Problem requirements: Return every line below in which "saat" appears.

[Dataset entries]
:::::
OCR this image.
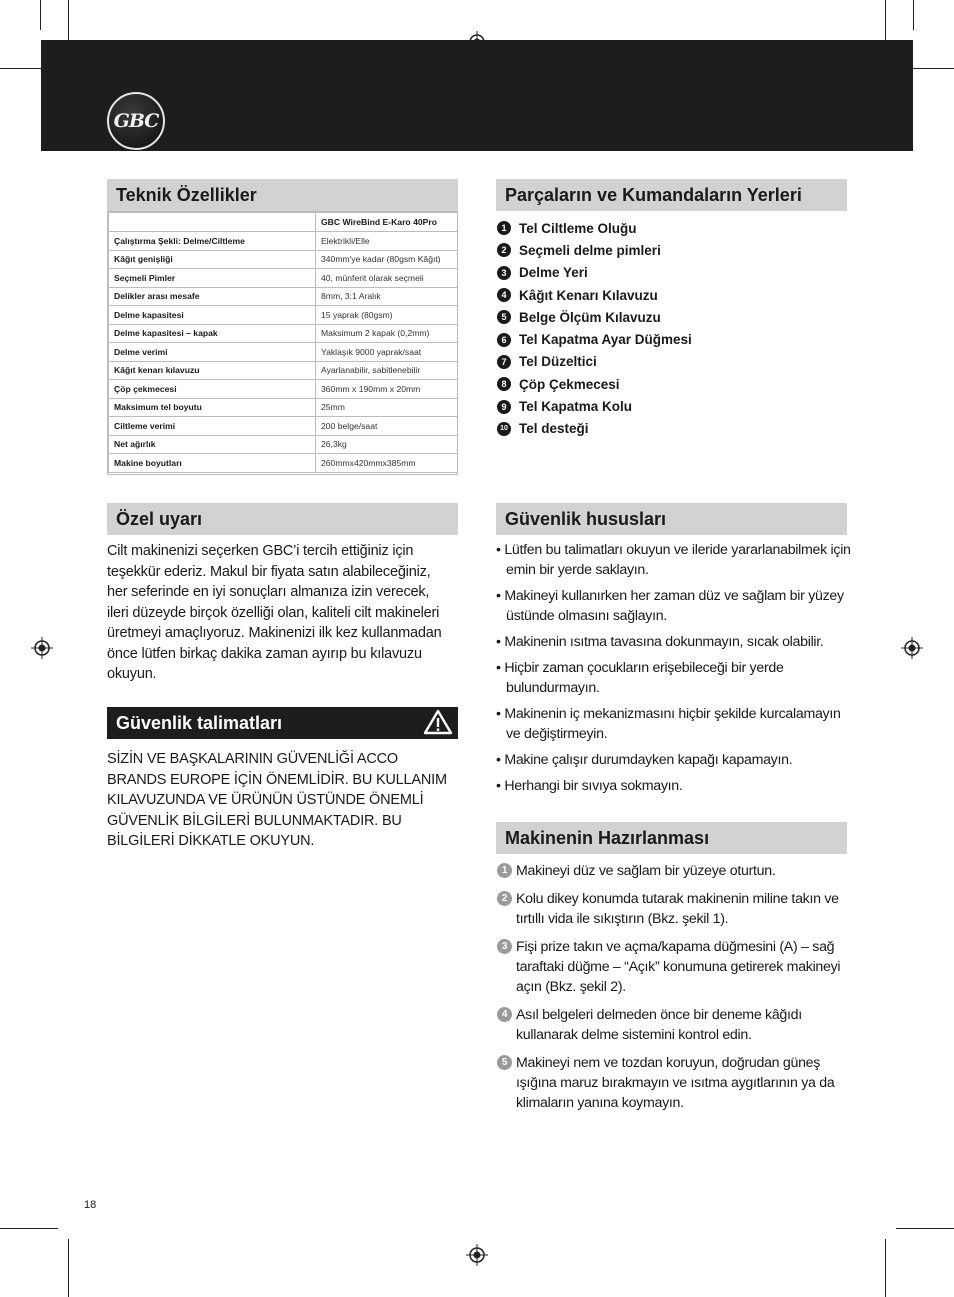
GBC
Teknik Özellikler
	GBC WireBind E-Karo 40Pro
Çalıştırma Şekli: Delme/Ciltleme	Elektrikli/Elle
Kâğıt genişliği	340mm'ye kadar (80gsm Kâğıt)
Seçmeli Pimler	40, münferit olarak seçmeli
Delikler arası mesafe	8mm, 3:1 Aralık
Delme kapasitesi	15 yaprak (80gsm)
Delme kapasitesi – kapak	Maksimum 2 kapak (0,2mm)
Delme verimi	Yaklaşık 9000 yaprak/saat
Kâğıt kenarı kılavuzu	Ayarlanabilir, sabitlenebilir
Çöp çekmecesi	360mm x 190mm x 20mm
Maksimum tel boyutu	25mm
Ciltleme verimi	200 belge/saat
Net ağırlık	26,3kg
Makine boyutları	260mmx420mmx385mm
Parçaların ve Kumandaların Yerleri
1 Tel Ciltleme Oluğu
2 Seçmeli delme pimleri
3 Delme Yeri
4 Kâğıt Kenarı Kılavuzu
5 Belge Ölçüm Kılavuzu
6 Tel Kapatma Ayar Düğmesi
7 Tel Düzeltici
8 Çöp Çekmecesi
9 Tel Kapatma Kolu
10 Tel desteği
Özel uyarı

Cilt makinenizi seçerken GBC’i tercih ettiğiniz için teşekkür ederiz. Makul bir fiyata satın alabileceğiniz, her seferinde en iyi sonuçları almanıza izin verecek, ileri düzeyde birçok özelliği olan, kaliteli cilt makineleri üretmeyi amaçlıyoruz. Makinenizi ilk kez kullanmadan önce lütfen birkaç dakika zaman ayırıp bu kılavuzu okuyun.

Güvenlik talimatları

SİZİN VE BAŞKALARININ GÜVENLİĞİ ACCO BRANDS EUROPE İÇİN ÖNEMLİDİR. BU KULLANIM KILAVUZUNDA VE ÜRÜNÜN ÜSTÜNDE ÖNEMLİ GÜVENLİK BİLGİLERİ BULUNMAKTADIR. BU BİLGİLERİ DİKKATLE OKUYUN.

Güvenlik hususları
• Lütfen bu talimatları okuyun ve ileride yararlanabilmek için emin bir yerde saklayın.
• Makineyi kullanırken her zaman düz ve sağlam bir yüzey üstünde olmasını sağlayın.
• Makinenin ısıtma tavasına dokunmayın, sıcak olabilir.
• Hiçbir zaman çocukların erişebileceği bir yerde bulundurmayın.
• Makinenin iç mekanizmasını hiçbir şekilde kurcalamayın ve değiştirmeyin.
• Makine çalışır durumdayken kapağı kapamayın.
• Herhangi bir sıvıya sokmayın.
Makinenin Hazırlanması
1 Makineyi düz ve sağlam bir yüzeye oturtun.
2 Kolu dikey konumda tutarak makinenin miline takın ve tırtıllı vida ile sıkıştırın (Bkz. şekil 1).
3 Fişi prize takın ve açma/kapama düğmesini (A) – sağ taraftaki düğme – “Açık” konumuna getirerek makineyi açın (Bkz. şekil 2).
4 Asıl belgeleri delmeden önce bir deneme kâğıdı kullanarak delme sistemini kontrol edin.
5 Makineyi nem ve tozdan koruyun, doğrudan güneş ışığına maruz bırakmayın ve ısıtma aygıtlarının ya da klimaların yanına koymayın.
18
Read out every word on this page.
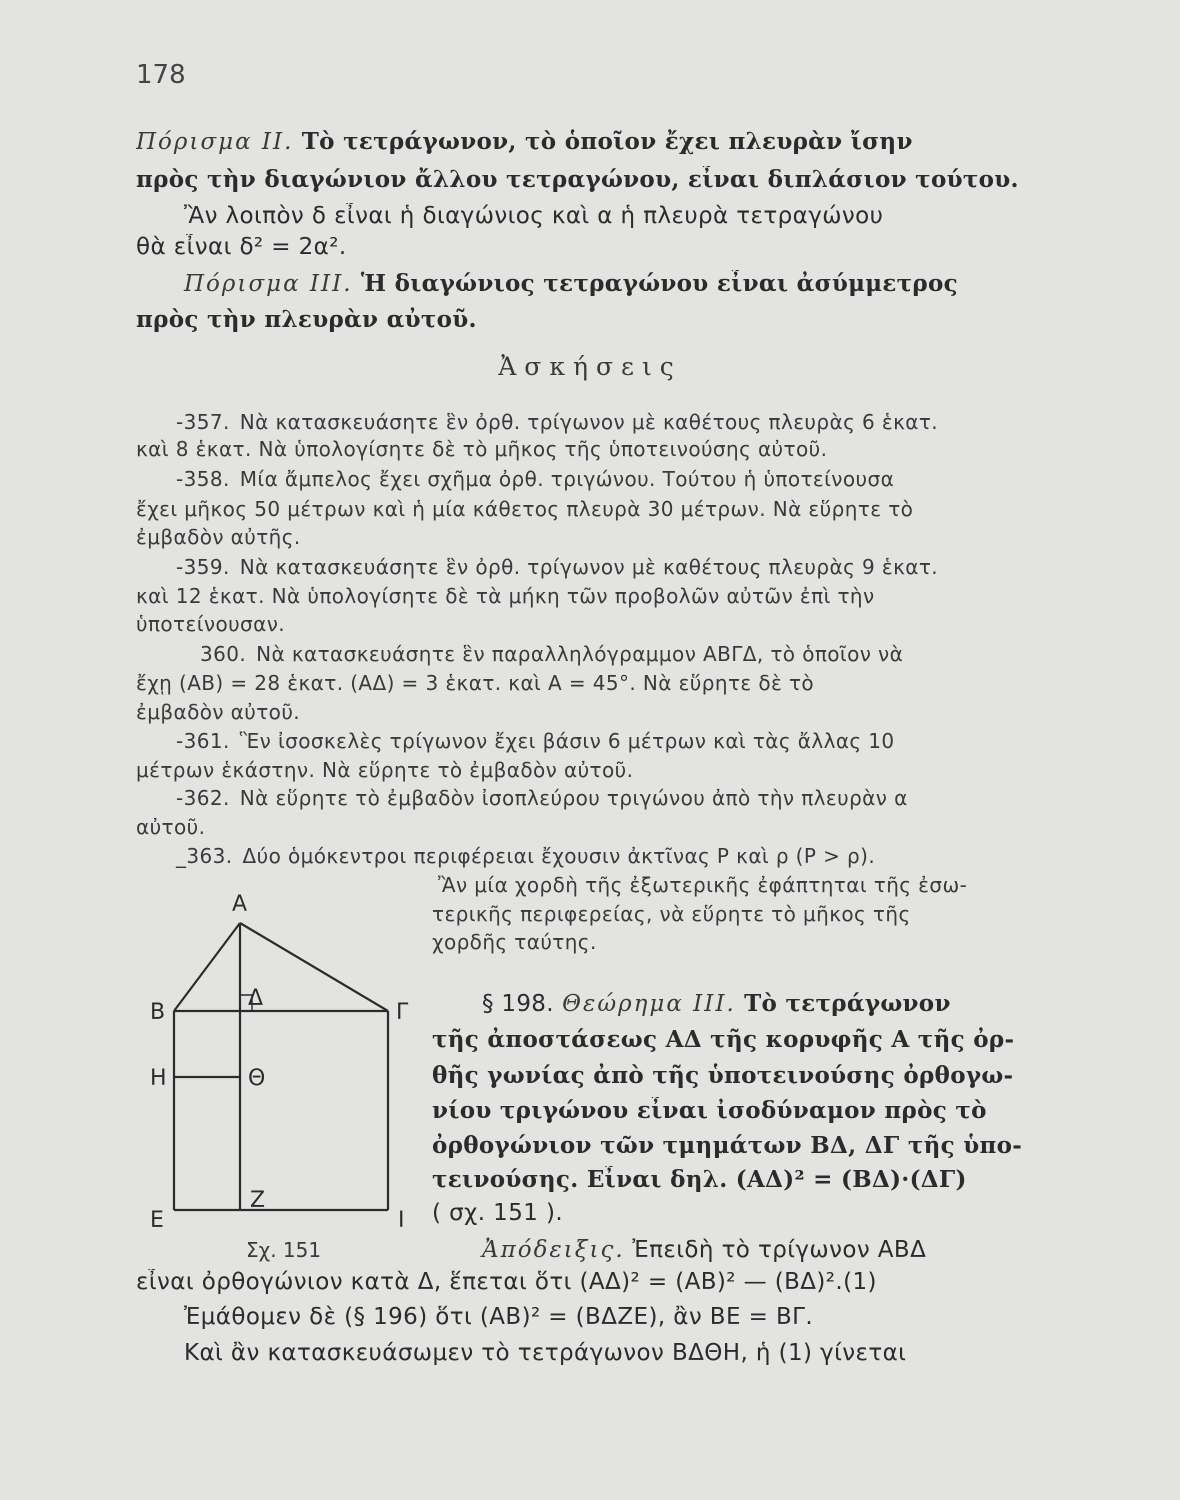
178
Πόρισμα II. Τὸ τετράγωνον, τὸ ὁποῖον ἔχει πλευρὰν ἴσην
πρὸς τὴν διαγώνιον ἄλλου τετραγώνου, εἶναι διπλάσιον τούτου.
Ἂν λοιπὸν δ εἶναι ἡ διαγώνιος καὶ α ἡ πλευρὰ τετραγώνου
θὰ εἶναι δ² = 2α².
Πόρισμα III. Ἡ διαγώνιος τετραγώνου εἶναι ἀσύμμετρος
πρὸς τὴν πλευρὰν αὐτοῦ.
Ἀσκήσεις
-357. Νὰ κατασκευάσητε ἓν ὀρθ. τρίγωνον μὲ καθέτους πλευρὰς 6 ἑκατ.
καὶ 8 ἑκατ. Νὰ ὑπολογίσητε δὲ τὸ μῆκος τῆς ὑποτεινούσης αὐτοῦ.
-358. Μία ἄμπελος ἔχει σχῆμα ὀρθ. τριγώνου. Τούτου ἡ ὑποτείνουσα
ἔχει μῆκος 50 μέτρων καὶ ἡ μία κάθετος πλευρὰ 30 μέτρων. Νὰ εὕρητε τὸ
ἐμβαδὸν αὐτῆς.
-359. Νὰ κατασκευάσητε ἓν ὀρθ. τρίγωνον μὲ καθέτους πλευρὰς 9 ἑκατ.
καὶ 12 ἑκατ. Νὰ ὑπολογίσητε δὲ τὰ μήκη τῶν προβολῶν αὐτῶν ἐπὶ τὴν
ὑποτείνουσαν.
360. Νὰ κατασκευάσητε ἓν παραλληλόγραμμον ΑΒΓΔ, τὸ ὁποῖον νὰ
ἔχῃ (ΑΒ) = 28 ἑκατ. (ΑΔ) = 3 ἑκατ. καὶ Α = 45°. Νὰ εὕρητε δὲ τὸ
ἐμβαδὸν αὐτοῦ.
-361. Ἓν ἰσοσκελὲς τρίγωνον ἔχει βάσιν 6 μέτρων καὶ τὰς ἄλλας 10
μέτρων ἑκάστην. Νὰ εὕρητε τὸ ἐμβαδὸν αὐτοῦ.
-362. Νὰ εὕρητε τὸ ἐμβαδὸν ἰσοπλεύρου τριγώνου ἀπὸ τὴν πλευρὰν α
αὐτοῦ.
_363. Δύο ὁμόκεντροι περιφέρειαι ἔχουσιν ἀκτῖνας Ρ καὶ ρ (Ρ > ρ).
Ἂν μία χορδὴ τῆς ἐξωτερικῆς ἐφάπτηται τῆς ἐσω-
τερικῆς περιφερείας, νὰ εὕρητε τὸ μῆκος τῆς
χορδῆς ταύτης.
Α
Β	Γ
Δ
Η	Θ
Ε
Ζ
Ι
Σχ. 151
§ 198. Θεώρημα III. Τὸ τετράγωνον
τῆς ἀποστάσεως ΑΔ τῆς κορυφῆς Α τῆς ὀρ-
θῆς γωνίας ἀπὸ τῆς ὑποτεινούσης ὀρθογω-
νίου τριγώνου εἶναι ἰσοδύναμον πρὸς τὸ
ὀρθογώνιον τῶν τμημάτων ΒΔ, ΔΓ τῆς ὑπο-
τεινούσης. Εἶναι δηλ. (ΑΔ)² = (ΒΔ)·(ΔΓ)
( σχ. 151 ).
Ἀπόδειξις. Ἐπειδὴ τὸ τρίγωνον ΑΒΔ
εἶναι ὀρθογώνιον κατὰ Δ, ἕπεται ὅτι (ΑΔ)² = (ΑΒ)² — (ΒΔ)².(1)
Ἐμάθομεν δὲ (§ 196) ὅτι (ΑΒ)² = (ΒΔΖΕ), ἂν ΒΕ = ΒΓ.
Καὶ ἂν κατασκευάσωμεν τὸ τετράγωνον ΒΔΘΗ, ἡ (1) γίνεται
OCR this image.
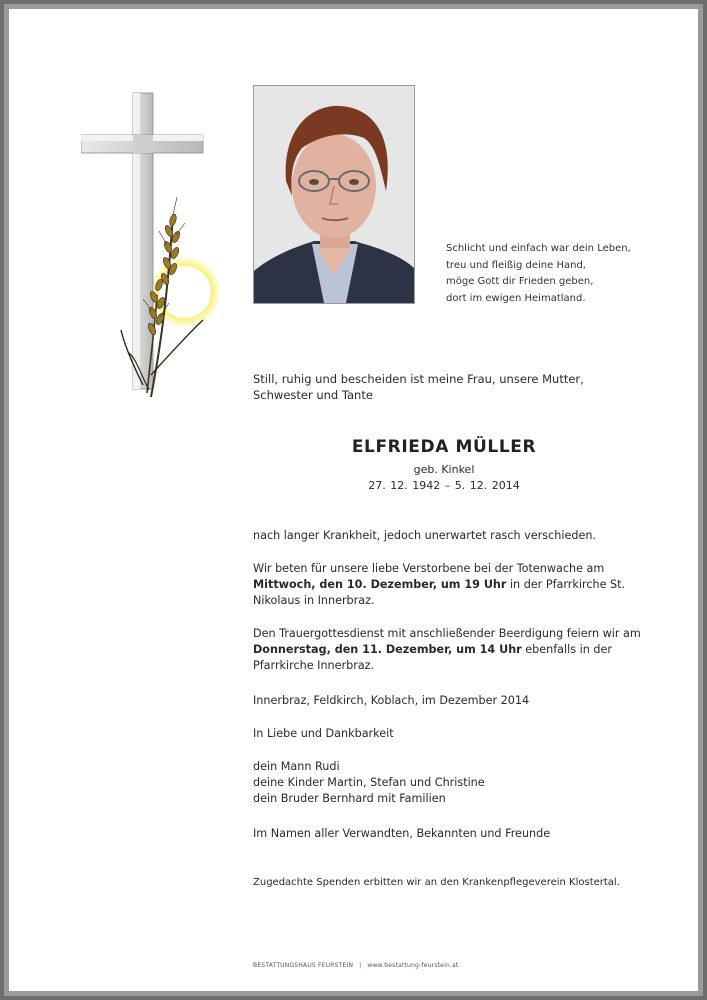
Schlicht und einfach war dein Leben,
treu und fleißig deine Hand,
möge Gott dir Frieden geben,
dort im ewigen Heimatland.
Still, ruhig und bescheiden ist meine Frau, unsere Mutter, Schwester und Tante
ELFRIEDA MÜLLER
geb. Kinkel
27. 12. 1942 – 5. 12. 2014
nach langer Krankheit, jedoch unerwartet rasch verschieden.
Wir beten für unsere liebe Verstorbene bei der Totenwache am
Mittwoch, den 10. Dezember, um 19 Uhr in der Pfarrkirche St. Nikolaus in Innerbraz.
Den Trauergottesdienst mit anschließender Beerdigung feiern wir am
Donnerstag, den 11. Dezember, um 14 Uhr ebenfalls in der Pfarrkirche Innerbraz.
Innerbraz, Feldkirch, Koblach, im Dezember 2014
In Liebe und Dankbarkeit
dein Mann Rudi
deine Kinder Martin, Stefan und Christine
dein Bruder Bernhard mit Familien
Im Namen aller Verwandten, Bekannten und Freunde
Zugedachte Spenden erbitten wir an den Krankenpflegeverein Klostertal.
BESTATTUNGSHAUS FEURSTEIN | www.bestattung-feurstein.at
:::::
Result:
Delme verimi	Yaklaşık 9000 yaprak/saat
Ciltleme verimi	200 belge/saat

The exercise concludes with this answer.